Data extracted from a collection:
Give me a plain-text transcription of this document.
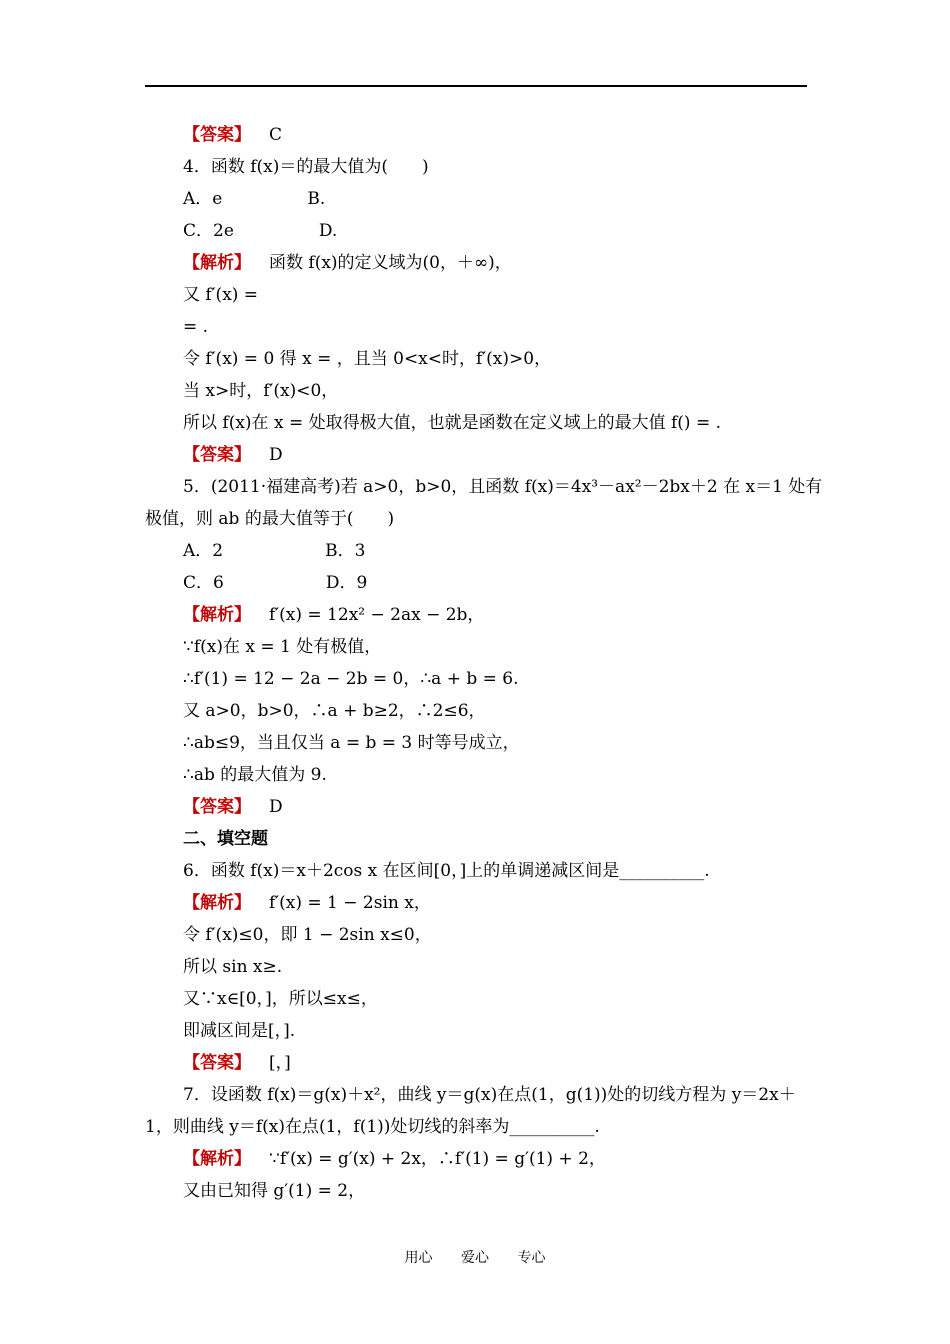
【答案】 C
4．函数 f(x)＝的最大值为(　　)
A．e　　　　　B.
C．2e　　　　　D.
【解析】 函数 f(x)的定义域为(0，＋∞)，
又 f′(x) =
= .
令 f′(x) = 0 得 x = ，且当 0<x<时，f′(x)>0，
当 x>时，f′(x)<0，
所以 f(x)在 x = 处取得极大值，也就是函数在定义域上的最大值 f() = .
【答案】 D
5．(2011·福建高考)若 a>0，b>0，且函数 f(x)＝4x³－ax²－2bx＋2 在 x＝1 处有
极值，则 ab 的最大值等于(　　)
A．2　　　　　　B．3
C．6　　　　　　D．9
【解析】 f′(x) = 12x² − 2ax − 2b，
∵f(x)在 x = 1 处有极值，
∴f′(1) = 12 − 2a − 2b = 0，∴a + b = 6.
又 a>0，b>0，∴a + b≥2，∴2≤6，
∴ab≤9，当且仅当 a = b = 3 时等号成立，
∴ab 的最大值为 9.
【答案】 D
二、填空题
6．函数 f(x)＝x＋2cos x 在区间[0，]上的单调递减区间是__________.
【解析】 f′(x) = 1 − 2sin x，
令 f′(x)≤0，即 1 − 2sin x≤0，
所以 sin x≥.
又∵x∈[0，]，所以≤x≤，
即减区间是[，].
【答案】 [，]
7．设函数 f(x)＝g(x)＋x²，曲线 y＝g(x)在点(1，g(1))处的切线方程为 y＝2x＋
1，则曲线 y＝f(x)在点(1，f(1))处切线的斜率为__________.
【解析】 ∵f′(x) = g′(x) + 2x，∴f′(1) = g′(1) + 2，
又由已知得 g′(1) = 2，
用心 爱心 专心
---
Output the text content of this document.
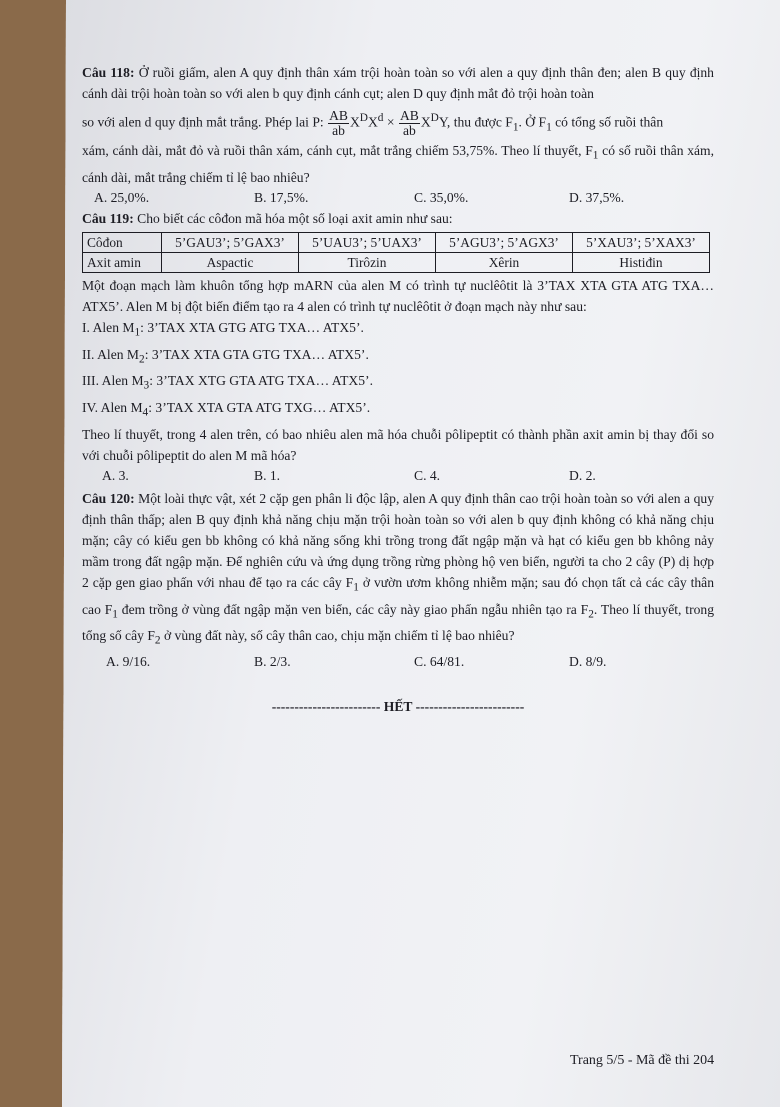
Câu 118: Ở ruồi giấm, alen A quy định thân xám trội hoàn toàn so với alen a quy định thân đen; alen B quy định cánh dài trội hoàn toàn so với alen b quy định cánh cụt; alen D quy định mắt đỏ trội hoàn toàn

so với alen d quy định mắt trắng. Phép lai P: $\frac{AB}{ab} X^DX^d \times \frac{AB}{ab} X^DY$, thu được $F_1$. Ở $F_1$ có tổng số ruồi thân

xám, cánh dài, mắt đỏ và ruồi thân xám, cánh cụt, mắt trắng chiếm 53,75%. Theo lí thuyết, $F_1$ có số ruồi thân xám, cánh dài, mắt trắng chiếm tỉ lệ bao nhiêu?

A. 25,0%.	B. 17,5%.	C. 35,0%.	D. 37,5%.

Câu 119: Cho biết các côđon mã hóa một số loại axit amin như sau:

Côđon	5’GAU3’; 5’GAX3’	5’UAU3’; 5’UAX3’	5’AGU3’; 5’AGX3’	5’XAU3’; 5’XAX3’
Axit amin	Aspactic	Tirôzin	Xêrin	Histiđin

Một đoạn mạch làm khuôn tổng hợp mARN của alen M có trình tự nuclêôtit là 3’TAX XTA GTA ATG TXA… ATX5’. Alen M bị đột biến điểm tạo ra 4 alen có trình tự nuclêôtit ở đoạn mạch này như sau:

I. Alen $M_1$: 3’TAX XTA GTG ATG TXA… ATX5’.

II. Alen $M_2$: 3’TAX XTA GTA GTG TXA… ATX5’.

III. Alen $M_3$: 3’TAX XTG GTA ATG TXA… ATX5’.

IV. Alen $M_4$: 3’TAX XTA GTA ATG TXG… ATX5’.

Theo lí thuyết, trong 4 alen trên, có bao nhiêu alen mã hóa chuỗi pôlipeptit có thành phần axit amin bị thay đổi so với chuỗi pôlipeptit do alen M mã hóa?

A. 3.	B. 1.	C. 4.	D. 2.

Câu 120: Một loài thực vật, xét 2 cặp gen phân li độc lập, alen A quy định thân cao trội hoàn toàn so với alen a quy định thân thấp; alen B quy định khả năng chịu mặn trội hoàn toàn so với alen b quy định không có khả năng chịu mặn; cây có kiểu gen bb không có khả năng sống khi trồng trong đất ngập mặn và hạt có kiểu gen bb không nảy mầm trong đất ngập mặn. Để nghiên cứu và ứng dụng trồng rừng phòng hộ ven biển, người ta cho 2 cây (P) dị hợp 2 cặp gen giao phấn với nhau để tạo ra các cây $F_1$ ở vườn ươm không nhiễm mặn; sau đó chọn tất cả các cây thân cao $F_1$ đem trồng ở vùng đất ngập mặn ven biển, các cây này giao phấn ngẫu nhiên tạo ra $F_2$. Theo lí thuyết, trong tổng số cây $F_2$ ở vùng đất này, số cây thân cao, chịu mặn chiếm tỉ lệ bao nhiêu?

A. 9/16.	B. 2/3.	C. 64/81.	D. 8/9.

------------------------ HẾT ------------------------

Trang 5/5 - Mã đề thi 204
---
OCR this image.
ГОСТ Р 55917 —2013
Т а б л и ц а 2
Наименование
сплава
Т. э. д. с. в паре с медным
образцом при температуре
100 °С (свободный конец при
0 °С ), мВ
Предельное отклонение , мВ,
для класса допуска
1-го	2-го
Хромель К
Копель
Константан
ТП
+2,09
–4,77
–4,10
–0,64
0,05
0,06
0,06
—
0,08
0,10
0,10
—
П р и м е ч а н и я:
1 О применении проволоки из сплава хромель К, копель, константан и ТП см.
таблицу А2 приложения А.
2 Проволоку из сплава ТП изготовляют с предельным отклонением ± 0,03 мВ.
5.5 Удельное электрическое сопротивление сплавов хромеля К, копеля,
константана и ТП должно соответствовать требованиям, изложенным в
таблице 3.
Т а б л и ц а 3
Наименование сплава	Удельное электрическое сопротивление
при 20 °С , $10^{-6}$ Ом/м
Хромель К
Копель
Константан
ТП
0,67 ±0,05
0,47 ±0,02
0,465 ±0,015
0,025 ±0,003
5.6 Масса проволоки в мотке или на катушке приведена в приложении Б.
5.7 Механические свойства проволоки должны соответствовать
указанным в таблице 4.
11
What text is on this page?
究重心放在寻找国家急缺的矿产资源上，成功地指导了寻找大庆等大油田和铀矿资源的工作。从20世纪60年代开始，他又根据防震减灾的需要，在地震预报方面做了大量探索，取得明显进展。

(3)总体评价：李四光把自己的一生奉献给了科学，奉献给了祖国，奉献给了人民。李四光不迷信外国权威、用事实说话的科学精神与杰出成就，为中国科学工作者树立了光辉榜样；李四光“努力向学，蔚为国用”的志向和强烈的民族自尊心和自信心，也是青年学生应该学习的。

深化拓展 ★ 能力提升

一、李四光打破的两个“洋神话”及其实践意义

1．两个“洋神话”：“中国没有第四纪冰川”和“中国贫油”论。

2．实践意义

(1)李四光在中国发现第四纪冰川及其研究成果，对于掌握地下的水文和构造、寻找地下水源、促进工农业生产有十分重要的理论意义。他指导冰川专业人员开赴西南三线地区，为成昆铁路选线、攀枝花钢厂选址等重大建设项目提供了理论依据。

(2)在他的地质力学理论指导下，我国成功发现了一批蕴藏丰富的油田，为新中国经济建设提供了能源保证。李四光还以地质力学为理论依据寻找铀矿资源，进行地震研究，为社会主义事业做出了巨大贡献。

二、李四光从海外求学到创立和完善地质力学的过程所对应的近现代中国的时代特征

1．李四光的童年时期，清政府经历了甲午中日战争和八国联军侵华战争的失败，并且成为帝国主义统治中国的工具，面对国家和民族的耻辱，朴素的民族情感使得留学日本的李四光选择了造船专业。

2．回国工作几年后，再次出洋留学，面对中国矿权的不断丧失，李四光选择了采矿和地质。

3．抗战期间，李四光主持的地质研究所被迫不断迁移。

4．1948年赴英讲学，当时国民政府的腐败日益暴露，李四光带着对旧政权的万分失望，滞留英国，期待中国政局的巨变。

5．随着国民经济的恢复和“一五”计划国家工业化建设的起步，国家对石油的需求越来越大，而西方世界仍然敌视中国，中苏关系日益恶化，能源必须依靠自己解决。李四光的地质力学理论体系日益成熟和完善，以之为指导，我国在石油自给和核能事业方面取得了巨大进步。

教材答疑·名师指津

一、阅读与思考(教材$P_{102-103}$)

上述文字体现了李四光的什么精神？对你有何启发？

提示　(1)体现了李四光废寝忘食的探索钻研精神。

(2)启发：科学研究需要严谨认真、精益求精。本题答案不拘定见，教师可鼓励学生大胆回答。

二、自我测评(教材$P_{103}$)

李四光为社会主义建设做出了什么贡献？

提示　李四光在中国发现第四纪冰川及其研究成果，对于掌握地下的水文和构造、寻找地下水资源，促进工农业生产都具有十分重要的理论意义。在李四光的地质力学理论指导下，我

- **Problem statement**
Take every line from the data that contains the word "Наименование".

- **Response for this exercise**
Наименование
Наименование сплава	Удельное электрическое сопротивление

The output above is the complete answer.